SET PROBLEM: Scan the data below and pick out the lines containing the word "Joseph".
>> Start DATA LISTING
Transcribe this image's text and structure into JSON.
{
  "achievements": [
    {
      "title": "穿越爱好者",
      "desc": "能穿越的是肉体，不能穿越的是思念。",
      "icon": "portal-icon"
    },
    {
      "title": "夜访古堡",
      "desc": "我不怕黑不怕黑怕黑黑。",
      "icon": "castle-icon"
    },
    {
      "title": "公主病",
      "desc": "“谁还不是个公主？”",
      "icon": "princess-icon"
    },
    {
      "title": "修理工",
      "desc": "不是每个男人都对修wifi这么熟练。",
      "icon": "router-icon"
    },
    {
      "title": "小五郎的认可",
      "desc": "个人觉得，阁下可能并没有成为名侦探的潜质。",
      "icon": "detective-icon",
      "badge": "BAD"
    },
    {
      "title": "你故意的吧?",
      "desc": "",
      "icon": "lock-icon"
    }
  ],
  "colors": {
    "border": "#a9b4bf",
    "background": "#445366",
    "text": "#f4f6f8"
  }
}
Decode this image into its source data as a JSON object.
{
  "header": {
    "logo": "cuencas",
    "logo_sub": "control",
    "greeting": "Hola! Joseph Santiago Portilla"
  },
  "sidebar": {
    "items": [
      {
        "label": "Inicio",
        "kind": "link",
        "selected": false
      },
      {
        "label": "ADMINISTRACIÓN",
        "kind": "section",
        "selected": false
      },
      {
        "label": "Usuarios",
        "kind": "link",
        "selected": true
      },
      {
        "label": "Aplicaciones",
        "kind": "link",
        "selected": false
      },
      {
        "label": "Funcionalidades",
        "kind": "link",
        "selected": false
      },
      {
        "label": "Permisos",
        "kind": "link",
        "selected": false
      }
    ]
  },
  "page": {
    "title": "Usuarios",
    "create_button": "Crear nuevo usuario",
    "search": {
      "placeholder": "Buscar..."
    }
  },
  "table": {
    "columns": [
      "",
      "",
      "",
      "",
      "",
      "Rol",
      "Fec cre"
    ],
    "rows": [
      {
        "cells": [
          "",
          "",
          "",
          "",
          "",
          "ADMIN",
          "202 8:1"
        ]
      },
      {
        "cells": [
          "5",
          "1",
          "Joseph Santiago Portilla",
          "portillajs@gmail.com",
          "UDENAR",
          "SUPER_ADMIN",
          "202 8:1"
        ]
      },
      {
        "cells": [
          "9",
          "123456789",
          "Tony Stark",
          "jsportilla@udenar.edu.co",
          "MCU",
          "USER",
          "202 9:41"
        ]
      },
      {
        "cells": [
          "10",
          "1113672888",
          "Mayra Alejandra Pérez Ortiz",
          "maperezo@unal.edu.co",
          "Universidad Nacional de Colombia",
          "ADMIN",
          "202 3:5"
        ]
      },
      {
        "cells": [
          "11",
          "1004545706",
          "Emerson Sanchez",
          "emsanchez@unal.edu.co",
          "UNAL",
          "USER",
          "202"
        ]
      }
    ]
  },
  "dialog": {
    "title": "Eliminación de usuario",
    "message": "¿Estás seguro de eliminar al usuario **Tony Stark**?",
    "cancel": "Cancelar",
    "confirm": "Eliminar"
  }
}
>> End DATA LISTING
ANSWER TO THE EXERCISE:
    "greeting": "Hola! Joseph Santiago Portilla"
          "Joseph Santiago Portilla",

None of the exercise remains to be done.